## GIVEN INFORMATION
►

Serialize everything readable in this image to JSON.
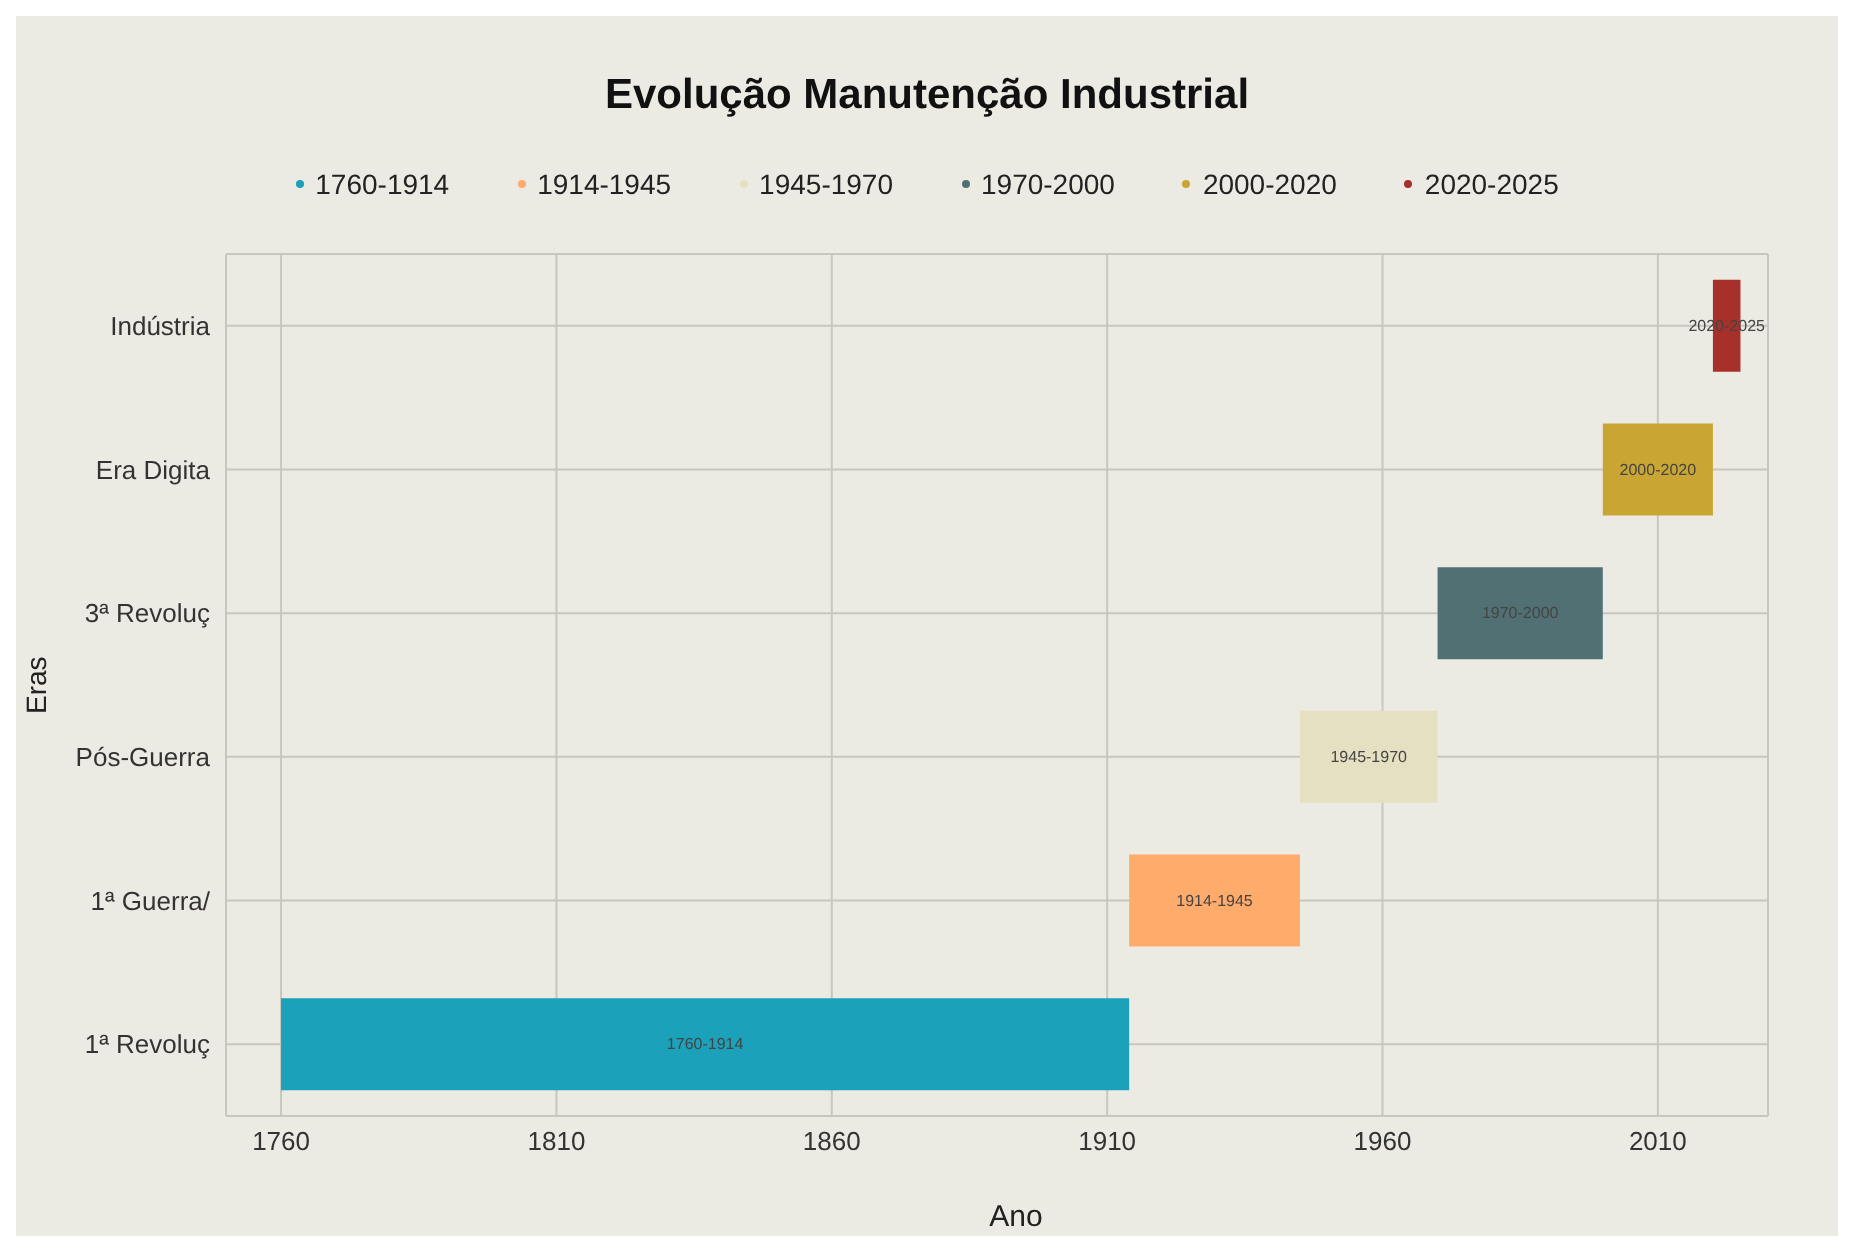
{
  "chart_data": {
    "type": "bar",
    "orientation": "horizontal",
    "title": "Evolução Manutenção Industrial",
    "xlabel": "Ano",
    "ylabel": "Eras",
    "categories": [
      "Indústria",
      "Era Digita",
      "3ª Revoluç",
      "Pós-Guerra",
      "1ª Guerra/",
      "1ª Revoluç"
    ],
    "series": [
      {
        "name": "1760-1914",
        "color": "#1ba1b9",
        "values": [
          null,
          null,
          null,
          null,
          null,
          154
        ],
        "base": [
          null,
          null,
          null,
          null,
          null,
          1760
        ],
        "value_labels": [
          null,
          null,
          null,
          null,
          null,
          "1760-1914"
        ]
      },
      {
        "name": "1914-1945",
        "color": "#ffab6b",
        "values": [
          null,
          null,
          null,
          null,
          31,
          null
        ],
        "base": [
          null,
          null,
          null,
          null,
          1914,
          null
        ],
        "value_labels": [
          null,
          null,
          null,
          null,
          "1914-1945",
          null
        ]
      },
      {
        "name": "1945-1970",
        "color": "#e6e0c2",
        "values": [
          null,
          null,
          null,
          25,
          null,
          null
        ],
        "base": [
          null,
          null,
          null,
          1945,
          null,
          null
        ],
        "value_labels": [
          null,
          null,
          null,
          "1945-1970",
          null,
          null
        ]
      },
      {
        "name": "1970-2000",
        "color": "#507073",
        "values": [
          null,
          null,
          30,
          null,
          null,
          null
        ],
        "base": [
          null,
          null,
          1970,
          null,
          null,
          null
        ],
        "value_labels": [
          null,
          null,
          "1970-2000",
          null,
          null,
          null
        ]
      },
      {
        "name": "2000-2020",
        "color": "#c9a634",
        "values": [
          null,
          20,
          null,
          null,
          null,
          null
        ],
        "base": [
          null,
          2000,
          null,
          null,
          null,
          null
        ],
        "value_labels": [
          null,
          "2000-2020",
          null,
          null,
          null,
          null
        ]
      },
      {
        "name": "2020-2025",
        "color": "#a8302b",
        "values": [
          5,
          null,
          null,
          null,
          null,
          null
        ],
        "base": [
          2020,
          null,
          null,
          null,
          null,
          null
        ],
        "value_labels": [
          "2020-2025",
          null,
          null,
          null,
          null,
          null
        ]
      }
    ],
    "xlim": [
      1750,
      2030
    ],
    "xticks": [
      1760,
      1810,
      1860,
      1910,
      1960,
      2010
    ],
    "grid": true,
    "legend": "top"
  }
}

◄

## WORK TO COMPLETE
Across the entries, how many lines hold the word "color"? Say only the number.

## ANSWER TO THE PROBLEM
6